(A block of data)

----------------------------------------

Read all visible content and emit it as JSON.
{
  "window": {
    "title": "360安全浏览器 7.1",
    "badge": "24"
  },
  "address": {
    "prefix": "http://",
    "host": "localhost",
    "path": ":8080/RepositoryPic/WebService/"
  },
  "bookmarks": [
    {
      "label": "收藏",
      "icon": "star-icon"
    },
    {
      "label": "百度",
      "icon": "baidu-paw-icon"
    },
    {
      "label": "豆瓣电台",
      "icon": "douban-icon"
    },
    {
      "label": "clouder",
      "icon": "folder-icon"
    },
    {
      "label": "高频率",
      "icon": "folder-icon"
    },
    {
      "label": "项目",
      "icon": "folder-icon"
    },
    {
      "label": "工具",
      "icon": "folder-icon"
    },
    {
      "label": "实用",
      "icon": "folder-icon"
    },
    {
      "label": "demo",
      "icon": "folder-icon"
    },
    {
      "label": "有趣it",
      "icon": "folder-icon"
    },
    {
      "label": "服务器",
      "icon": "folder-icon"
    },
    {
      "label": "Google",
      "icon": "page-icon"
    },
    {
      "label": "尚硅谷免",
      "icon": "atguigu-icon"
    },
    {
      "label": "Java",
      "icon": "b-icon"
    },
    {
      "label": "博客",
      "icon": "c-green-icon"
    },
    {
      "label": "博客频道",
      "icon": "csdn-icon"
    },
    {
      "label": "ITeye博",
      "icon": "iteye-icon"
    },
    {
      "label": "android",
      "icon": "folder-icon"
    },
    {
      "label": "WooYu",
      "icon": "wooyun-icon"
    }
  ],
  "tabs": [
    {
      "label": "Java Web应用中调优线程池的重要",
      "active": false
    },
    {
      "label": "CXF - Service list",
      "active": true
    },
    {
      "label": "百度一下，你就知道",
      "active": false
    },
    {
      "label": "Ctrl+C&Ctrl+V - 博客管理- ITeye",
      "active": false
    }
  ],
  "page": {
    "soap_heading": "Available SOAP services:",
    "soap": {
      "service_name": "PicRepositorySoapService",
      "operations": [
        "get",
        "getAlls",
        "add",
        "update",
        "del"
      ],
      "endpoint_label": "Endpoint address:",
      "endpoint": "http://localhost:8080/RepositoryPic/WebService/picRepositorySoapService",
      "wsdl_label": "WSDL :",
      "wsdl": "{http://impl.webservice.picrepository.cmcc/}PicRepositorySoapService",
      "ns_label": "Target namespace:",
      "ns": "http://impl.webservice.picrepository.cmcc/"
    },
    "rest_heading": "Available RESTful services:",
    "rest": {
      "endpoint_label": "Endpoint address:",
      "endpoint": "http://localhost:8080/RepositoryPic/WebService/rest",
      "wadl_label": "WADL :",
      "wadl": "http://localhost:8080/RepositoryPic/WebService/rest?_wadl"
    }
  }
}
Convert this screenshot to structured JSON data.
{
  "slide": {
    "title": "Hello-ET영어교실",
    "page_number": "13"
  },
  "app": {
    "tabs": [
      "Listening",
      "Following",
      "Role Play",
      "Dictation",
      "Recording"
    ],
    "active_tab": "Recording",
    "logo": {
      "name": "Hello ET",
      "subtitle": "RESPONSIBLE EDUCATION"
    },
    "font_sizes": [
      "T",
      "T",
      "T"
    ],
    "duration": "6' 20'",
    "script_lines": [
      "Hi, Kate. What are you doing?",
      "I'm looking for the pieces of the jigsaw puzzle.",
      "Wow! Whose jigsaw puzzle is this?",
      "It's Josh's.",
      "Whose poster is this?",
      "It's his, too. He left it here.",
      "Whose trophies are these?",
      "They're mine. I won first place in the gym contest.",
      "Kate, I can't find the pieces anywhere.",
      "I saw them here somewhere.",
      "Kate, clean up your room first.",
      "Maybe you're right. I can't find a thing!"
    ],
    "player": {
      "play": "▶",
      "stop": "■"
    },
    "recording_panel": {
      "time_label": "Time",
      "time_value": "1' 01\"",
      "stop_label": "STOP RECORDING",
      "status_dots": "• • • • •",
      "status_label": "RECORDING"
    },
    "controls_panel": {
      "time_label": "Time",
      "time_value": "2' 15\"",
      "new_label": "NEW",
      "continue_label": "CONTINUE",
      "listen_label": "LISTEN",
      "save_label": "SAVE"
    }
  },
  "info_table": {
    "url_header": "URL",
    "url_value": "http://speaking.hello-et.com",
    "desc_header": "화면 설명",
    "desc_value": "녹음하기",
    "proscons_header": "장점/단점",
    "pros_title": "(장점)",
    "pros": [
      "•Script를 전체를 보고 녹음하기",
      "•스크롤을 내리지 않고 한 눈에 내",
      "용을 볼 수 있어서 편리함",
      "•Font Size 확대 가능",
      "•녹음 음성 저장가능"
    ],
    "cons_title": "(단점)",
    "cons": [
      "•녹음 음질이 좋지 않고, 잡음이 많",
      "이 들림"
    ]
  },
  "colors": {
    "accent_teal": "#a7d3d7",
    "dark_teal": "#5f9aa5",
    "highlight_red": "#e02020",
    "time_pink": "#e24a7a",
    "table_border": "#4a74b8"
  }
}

----------------------------------------

▶ [WORK INSTRUCTIONS]
What needs duplicating is the run of lines from the one containing "Convert this screenshot" through the last line of the entries above, exact and complete.

▶ [FULL OUTPUT]
Convert this screenshot to structured JSON data.
{
  "slide": {
    "title": "Hello-ET영어교실",
    "page_number": "13"
  },
  "app": {
    "tabs": [
      "Listening",
      "Following",
      "Role Play",
      "Dictation",
      "Recording"
    ],
    "active_tab": "Recording",
    "logo": {
      "name": "Hello ET",
      "subtitle": "RESPONSIBLE EDUCATION"
    },
    "font_sizes": [
      "T",
      "T",
      "T"
    ],
    "duration": "6' 20'",
    "script_lines": [
      "Hi, Kate. What are you doing?",
      "I'm looking for the pieces of the jigsaw puzzle.",
      "Wow! Whose jigsaw puzzle is this?",
      "It's Josh's.",
      "Whose poster is this?",
      "It's his, too. He left it here.",
      "Whose trophies are these?",
      "They're mine. I won first place in the gym contest.",
      "Kate, I can't find the pieces anywhere.",
      "I saw them here somewhere.",
      "Kate, clean up your room first.",
      "Maybe you're right. I can't find a thing!"
    ],
    "player": {
      "play": "▶",
      "stop": "■"
    },
    "recording_panel": {
      "time_label": "Time",
      "time_value": "1' 01\"",
      "stop_label": "STOP RECORDING",
      "status_dots": "• • • • •",
      "status_label": "RECORDING"
    },
    "controls_panel": {
      "time_label": "Time",
      "time_value": "2' 15\"",
      "new_label": "NEW",
      "continue_label": "CONTINUE",
      "listen_label": "LISTEN",
      "save_label": "SAVE"
    }
  },
  "info_table": {
    "url_header": "URL",
    "url_value": "http://speaking.hello-et.com",
    "desc_header": "화면 설명",
    "desc_value": "녹음하기",
    "proscons_header": "장점/단점",
    "pros_title": "(장점)",
    "pros": [
      "•Script를 전체를 보고 녹음하기",
      "•스크롤을 내리지 않고 한 눈에 내",
      "용을 볼 수 있어서 편리함",
      "•Font Size 확대 가능",
      "•녹음 음성 저장가능"
    ],
    "cons_title": "(단점)",
    "cons": [
      "•녹음 음질이 좋지 않고, 잡음이 많",
      "이 들림"
    ]
  },
  "colors": {
    "accent_teal": "#a7d3d7",
    "dark_teal": "#5f9aa5",
    "highlight_red": "#e02020",
    "time_pink": "#e24a7a",
    "table_border": "#4a74b8"
  }
}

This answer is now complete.